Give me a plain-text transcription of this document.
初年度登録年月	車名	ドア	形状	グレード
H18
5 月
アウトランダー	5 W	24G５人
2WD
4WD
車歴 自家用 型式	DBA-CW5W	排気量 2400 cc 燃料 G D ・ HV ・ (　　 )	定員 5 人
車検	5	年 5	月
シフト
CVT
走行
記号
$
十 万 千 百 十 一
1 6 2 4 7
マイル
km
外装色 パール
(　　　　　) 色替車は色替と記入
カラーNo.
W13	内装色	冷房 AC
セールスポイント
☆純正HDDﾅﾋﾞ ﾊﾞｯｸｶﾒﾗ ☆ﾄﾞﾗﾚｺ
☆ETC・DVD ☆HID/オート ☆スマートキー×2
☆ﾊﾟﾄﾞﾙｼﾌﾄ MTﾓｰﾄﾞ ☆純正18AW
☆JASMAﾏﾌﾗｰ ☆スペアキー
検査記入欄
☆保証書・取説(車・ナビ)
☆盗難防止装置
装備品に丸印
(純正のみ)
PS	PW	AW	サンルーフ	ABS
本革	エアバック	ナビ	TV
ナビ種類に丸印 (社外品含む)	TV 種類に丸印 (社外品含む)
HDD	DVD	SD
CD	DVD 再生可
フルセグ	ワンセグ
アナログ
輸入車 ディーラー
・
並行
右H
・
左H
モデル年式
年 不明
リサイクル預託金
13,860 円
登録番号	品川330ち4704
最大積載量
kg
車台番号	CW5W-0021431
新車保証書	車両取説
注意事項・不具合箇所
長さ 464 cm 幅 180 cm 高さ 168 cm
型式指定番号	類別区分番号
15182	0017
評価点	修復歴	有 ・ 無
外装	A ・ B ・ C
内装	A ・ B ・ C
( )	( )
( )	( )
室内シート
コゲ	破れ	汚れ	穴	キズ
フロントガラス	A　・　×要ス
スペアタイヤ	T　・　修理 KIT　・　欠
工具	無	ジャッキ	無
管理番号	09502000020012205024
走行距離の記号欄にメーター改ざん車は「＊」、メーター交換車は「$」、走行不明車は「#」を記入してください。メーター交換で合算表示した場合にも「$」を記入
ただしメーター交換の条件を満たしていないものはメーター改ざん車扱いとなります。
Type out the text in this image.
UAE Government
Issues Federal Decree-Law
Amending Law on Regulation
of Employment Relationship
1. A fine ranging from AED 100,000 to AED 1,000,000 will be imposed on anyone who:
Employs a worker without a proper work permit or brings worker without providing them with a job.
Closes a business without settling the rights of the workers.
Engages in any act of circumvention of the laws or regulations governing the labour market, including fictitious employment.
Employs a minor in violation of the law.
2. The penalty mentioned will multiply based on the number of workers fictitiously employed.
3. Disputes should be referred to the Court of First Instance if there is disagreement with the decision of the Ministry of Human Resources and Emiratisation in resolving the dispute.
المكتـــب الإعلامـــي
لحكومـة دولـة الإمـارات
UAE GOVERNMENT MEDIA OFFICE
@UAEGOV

— EXERCISE —
Give back each line above precisely as it stands.

— TASK RESULT —
Give me a plain-text transcription of this document.
初年度登録年月	車名	ドア	形状	グレード
H18
5 月
アウトランダー	5 W	24G５人
2WD
4WD
車歴 自家用 型式	DBA-CW5W	排気量 2400 cc 燃料 G D ・ HV ・ (　　 )	定員 5 人
車検	5	年 5	月
シフト
CVT
走行
記号
$
十 万 千 百 十 一
1 6 2 4 7
マイル
km
外装色 パール
(　　　　　) 色替車は色替と記入
カラーNo.
W13	内装色	冷房 AC
セールスポイント
☆純正HDDﾅﾋﾞ ﾊﾞｯｸｶﾒﾗ ☆ﾄﾞﾗﾚｺ
☆ETC・DVD ☆HID/オート ☆スマートキー×2
☆ﾊﾟﾄﾞﾙｼﾌﾄ MTﾓｰﾄﾞ ☆純正18AW
☆JASMAﾏﾌﾗｰ ☆スペアキー
検査記入欄
☆保証書・取説(車・ナビ)
☆盗難防止装置
装備品に丸印
(純正のみ)
PS	PW	AW	サンルーフ	ABS
本革	エアバック	ナビ	TV
ナビ種類に丸印 (社外品含む)	TV 種類に丸印 (社外品含む)
HDD	DVD	SD
CD	DVD 再生可
フルセグ	ワンセグ
アナログ
輸入車 ディーラー
・
並行
右H
・
左H
モデル年式
年 不明
リサイクル預託金
13,860 円
登録番号	品川330ち4704
最大積載量
kg
車台番号	CW5W-0021431
新車保証書	車両取説
注意事項・不具合箇所
長さ 464 cm 幅 180 cm 高さ 168 cm
型式指定番号	類別区分番号
15182	0017
評価点	修復歴	有 ・ 無
外装	A ・ B ・ C
内装	A ・ B ・ C
( )	( )
( )	( )
室内シート
コゲ	破れ	汚れ	穴	キズ
フロントガラス	A　・　×要ス
スペアタイヤ	T　・　修理 KIT　・　欠
工具	無	ジャッキ	無
管理番号	09502000020012205024
走行距離の記号欄にメーター改ざん車は「＊」、メーター交換車は「$」、走行不明車は「#」を記入してください。メーター交換で合算表示した場合にも「$」を記入
ただしメーター交換の条件を満たしていないものはメーター改ざん車扱いとなります。
Type out the text in this image.
UAE Government
Issues Federal Decree-Law
Amending Law on Regulation
of Employment Relationship
1. A fine ranging from AED 100,000 to AED 1,000,000 will be imposed on anyone who:
Employs a worker without a proper work permit or brings worker without providing them with a job.
Closes a business without settling the rights of the workers.
Engages in any act of circumvention of the laws or regulations governing the labour market, including fictitious employment.
Employs a minor in violation of the law.
2. The penalty mentioned will multiply based on the number of workers fictitiously employed.
3. Disputes should be referred to the Court of First Instance if there is disagreement with the decision of the Ministry of Human Resources and Emiratisation in resolving the dispute.
المكتـــب الإعلامـــي
لحكومـة دولـة الإمـارات
UAE GOVERNMENT MEDIA OFFICE
@UAEGOV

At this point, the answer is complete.